What is expected:
Write out every line of the material as it stands, apart from the pictures.

--- Begin Given records ---

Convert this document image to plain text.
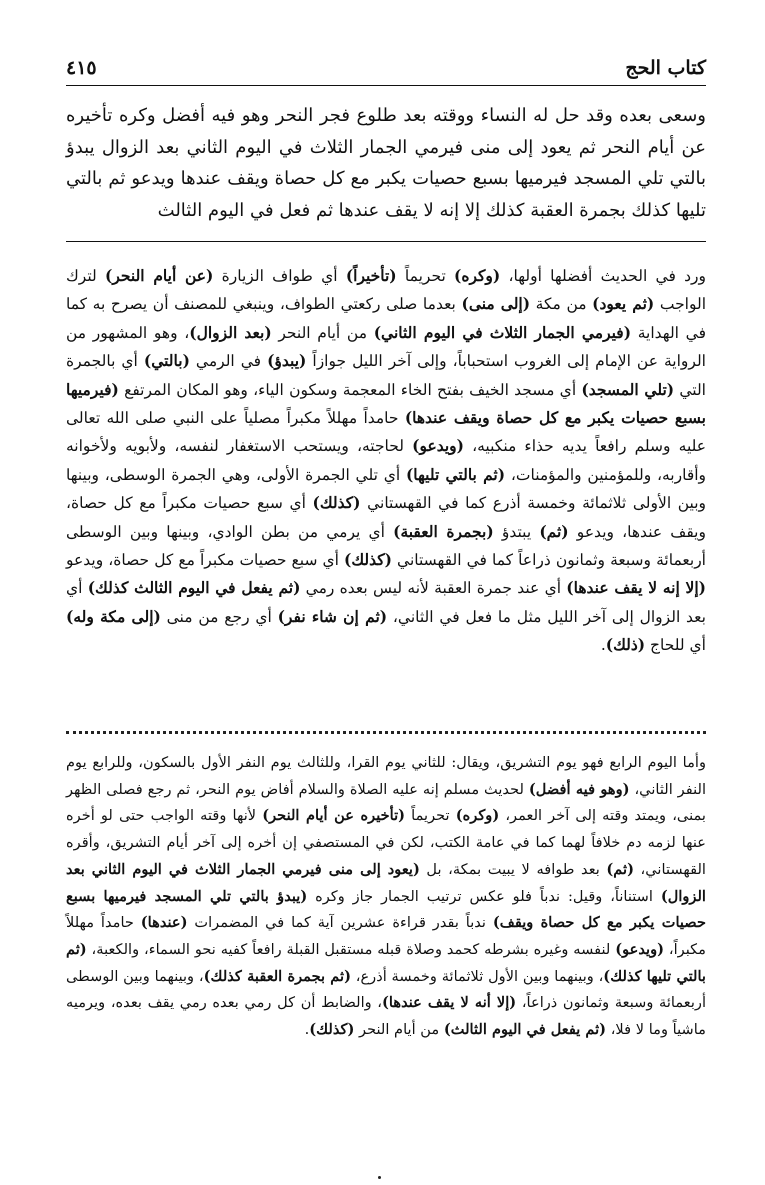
كتاب الحج
٤١٥
وسعى بعده وقد حل له النساء ووقته بعد طلوع فجر النحر وهو فيه أفضل وكره تأخيره عن أيام النحر ثم يعود إلى منى فيرمي الجمار الثلاث في اليوم الثاني بعد الزوال يبدؤ بالتي تلي المسجد فيرميها بسبع حصيات يكبر مع كل حصاة ويقف عندها ويدعو ثم بالتي تليها كذلك بجمرة العقبة كذلك إلا إنه لا يقف عندها ثم فعل في اليوم الثالث
ورد في الحديث أفضلها أولها، (وكره) تحريماً (تأخيراً) أي طواف الزيارة (عن أيام النحر) لترك الواجب (ثم يعود) من مكة (إلى منى) بعدما صلى ركعتي الطواف، وينبغي للمصنف أن يصرح به كما في الهداية (فيرمي الجمار الثلاث في اليوم الثاني) من أيام النحر (بعد الزوال)، وهو المشهور من الرواية عن الإمام إلى الغروب استحباباً، وإلى آخر الليل جوازاً (يبدؤ) في الرمي (بالتي) أي بالجمرة التي (تلي المسجد) أي مسجد الخيف بفتح الخاء المعجمة وسكون الياء، وهو المكان المرتفع (فيرميها بسبع حصيات يكبر مع كل حصاة ويقف عندها) حامداً مهللاً مكبراً مصلياً على النبي صلى الله تعالى عليه وسلم رافعاً يديه حذاء منكبيه، (ويدعو) لحاجته، ويستحب الاستغفار لنفسه، ولأبويه ولأخوانه وأقاربه، وللمؤمنين والمؤمنات، (ثم بالتي تليها) أي تلي الجمرة الأولى، وهي الجمرة الوسطى، وبينها وبين الأولى ثلاثمائة وخمسة أذرع كما في القهستاني (كذلك) أي سبع حصيات مكبراً مع كل حصاة، ويقف عندها، ويدعو (ثم) يبتدؤ (بجمرة العقبة) أي يرمي من بطن الوادي، وبينها وبين الوسطى أربعمائة وسبعة وثمانون ذراعاً كما في القهستاني (كذلك) أي سبع حصيات مكبراً مع كل حصاة، ويدعو (إلا إنه لا يقف عندها) أي عند جمرة العقبة لأنه ليس بعده رمي (ثم يفعل في اليوم الثالث كذلك) أي بعد الزوال إلى آخر الليل مثل ما فعل في الثاني، (ثم إن شاء نفر) أي رجع من منى (إلى مكة وله) أي للحاج (ذلك).
وأما اليوم الرابع فهو يوم التشريق، ويقال: للثاني يوم القرا، وللثالث يوم النفر الأول بالسكون، وللرابع يوم النفر الثاني، (وهو فيه أفضل) لحديث مسلم إنه عليه الصلاة والسلام أفاض يوم النحر، ثم رجع فصلى الظهر بمنى، ويمتد وقته إلى آخر العمر، (وكره) تحريماً (تأخيره عن أيام النحر) لأنها وقته الواجب حتى لو أخره عنها لزمه دم خلافاً لهما كما في عامة الكتب، لكن في المستصفي إن أخره إلى آخر أيام التشريق، وأقره القهستاني، (ثم) بعد طوافه لا يبيت بمكة، بل (يعود إلى منى فيرمي الجمار الثلاث في اليوم الثاني بعد الزوال) استناناً، وقيل: ندباً فلو عكس ترتيب الجمار جاز وكره (يبدؤ بالتي تلي المسجد فيرميها بسبع حصيات يكبر مع كل حصاة ويقف) ندباً بقدر قراءة عشرين آية كما في المضمرات (عندها) حامداً مهللاً مكبراً، (ويدعو) لنفسه وغيره بشرطه كحمد وصلاة قبله مستقبل القبلة رافعاً كفيه نحو السماء، والكعبة، (ثم بالتي تليها كذلك)، وبينهما وبين الأول ثلاثمائة وخمسة أذرع، (ثم بجمرة العقبة كذلك)، وبينهما وبين الوسطى أربعمائة وسبعة وثمانون ذراعاً، (إلا أنه لا يقف عندها)، والضابط أن كل رمي بعده رمي يقف بعده، ويرميه ماشياً وما لا فلا، (ثم يفعل في اليوم الثالث) من أيام النحر (كذلك).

--- End Given records ---

In response:
Convert this document image to plain text.
كتاب الحج
٤١٥
وسعى بعده وقد حل له النساء ووقته بعد طلوع فجر النحر وهو فيه أفضل وكره تأخيره عن أيام النحر ثم يعود إلى منى فيرمي الجمار الثلاث في اليوم الثاني بعد الزوال يبدؤ بالتي تلي المسجد فيرميها بسبع حصيات يكبر مع كل حصاة ويقف عندها ويدعو ثم بالتي تليها كذلك بجمرة العقبة كذلك إلا إنه لا يقف عندها ثم فعل في اليوم الثالث
ورد في الحديث أفضلها أولها، (وكره) تحريماً (تأخيراً) أي طواف الزيارة (عن أيام النحر) لترك الواجب (ثم يعود) من مكة (إلى منى) بعدما صلى ركعتي الطواف، وينبغي للمصنف أن يصرح به كما في الهداية (فيرمي الجمار الثلاث في اليوم الثاني) من أيام النحر (بعد الزوال)، وهو المشهور من الرواية عن الإمام إلى الغروب استحباباً، وإلى آخر الليل جوازاً (يبدؤ) في الرمي (بالتي) أي بالجمرة التي (تلي المسجد) أي مسجد الخيف بفتح الخاء المعجمة وسكون الياء، وهو المكان المرتفع (فيرميها بسبع حصيات يكبر مع كل حصاة ويقف عندها) حامداً مهللاً مكبراً مصلياً على النبي صلى الله تعالى عليه وسلم رافعاً يديه حذاء منكبيه، (ويدعو) لحاجته، ويستحب الاستغفار لنفسه، ولأبويه ولأخوانه وأقاربه، وللمؤمنين والمؤمنات، (ثم بالتي تليها) أي تلي الجمرة الأولى، وهي الجمرة الوسطى، وبينها وبين الأولى ثلاثمائة وخمسة أذرع كما في القهستاني (كذلك) أي سبع حصيات مكبراً مع كل حصاة، ويقف عندها، ويدعو (ثم) يبتدؤ (بجمرة العقبة) أي يرمي من بطن الوادي، وبينها وبين الوسطى أربعمائة وسبعة وثمانون ذراعاً كما في القهستاني (كذلك) أي سبع حصيات مكبراً مع كل حصاة، ويدعو (إلا إنه لا يقف عندها) أي عند جمرة العقبة لأنه ليس بعده رمي (ثم يفعل في اليوم الثالث كذلك) أي بعد الزوال إلى آخر الليل مثل ما فعل في الثاني، (ثم إن شاء نفر) أي رجع من منى (إلى مكة وله) أي للحاج (ذلك).
وأما اليوم الرابع فهو يوم التشريق، ويقال: للثاني يوم القرا، وللثالث يوم النفر الأول بالسكون، وللرابع يوم النفر الثاني، (وهو فيه أفضل) لحديث مسلم إنه عليه الصلاة والسلام أفاض يوم النحر، ثم رجع فصلى الظهر بمنى، ويمتد وقته إلى آخر العمر، (وكره) تحريماً (تأخيره عن أيام النحر) لأنها وقته الواجب حتى لو أخره عنها لزمه دم خلافاً لهما كما في عامة الكتب، لكن في المستصفي إن أخره إلى آخر أيام التشريق، وأقره القهستاني، (ثم) بعد طوافه لا يبيت بمكة، بل (يعود إلى منى فيرمي الجمار الثلاث في اليوم الثاني بعد الزوال) استناناً، وقيل: ندباً فلو عكس ترتيب الجمار جاز وكره (يبدؤ بالتي تلي المسجد فيرميها بسبع حصيات يكبر مع كل حصاة ويقف) ندباً بقدر قراءة عشرين آية كما في المضمرات (عندها) حامداً مهللاً مكبراً، (ويدعو) لنفسه وغيره بشرطه كحمد وصلاة قبله مستقبل القبلة رافعاً كفيه نحو السماء، والكعبة، (ثم بالتي تليها كذلك)، وبينهما وبين الأول ثلاثمائة وخمسة أذرع، (ثم بجمرة العقبة كذلك)، وبينهما وبين الوسطى أربعمائة وسبعة وثمانون ذراعاً، (إلا أنه لا يقف عندها)، والضابط أن كل رمي بعده رمي يقف بعده، ويرميه ماشياً وما لا فلا، (ثم يفعل في اليوم الثالث) من أيام النحر (كذلك).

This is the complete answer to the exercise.